§ **The request**
Among the entries below, find how many lines carry the word "Papertrans" and state only that figure.

§ **Record extracts**
— BEGIN —

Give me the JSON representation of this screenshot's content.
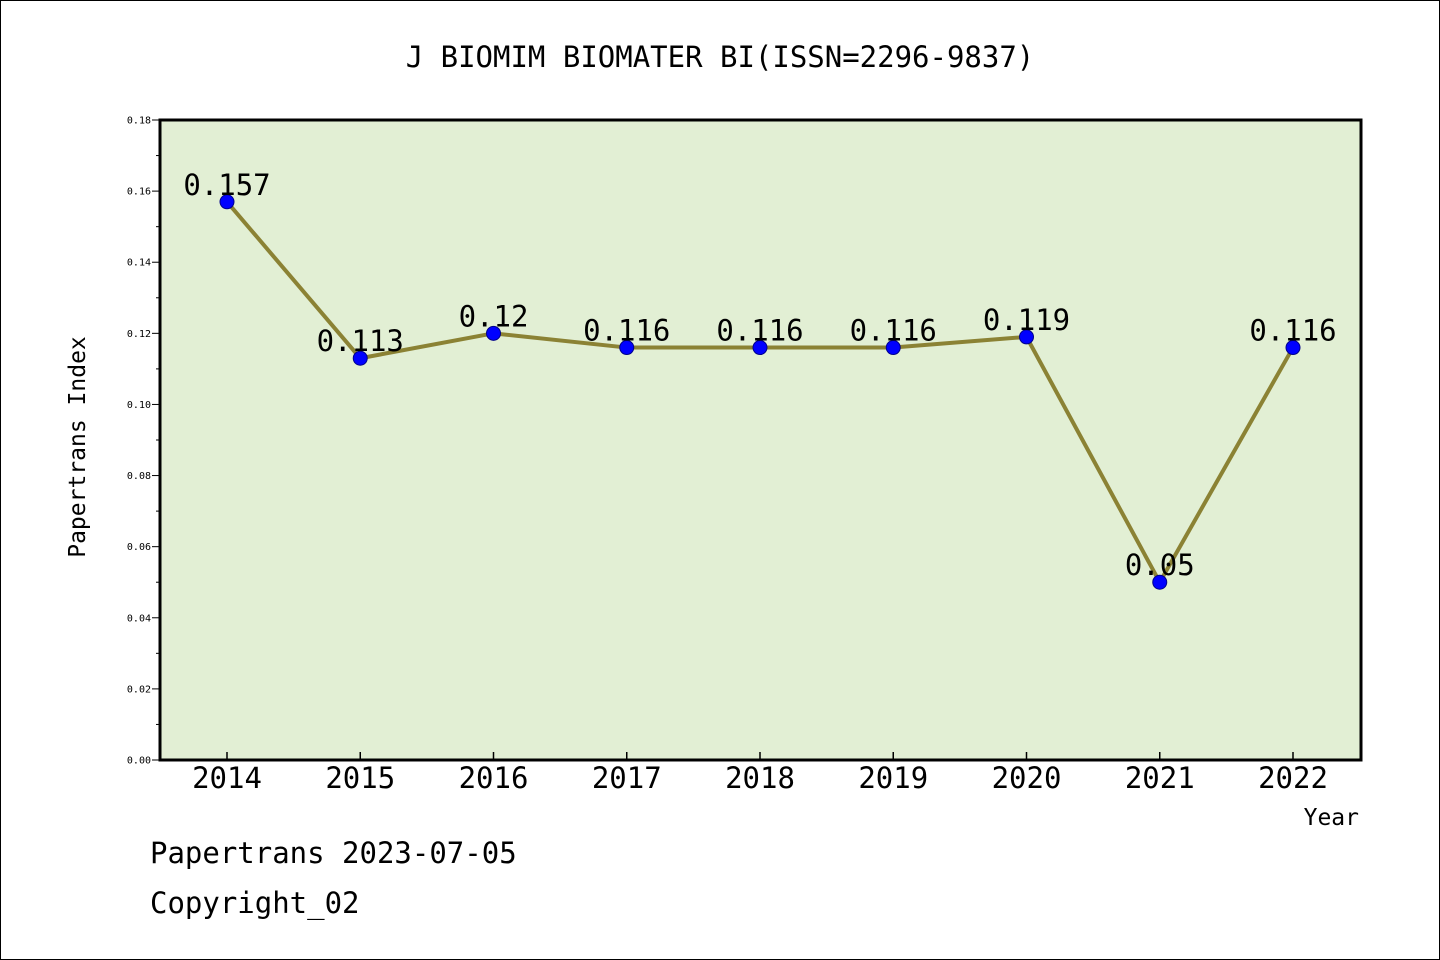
{
  "chart_data": {
    "type": "line",
    "title": "J BIOMIM BIOMATER BI(ISSN=2296-9837)",
    "xlabel": "Year",
    "ylabel": "Papertrans Index",
    "categories": [
      "2014",
      "2015",
      "2016",
      "2017",
      "2018",
      "2019",
      "2020",
      "2021",
      "2022"
    ],
    "series": [
      {
        "values": [
          0.157,
          0.113,
          0.12,
          0.116,
          0.116,
          0.116,
          0.119,
          0.05,
          0.116
        ],
        "data_labels": [
          "0.157",
          "0.113",
          "0.12",
          "0.116",
          "0.116",
          "0.116",
          "0.119",
          "0.05",
          "0.116"
        ]
      }
    ],
    "ylim": [
      0,
      0.18
    ],
    "yticks": [
      "0.00",
      "0.02",
      "0.04",
      "0.06",
      "0.08",
      "0.10",
      "0.12",
      "0.14",
      "0.16",
      "0.18"
    ],
    "grid": false,
    "legend": "none",
    "colors": {
      "plot_background": "#e2efd4",
      "line": "#8b8234",
      "marker": "#0000ff",
      "marker_edge": "#00008b"
    }
  },
  "footer": {
    "date_text": "Papertrans 2023-07-05",
    "copyright_text": "Copyright_02"
  }
}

— END —

§ **Exercise result**
2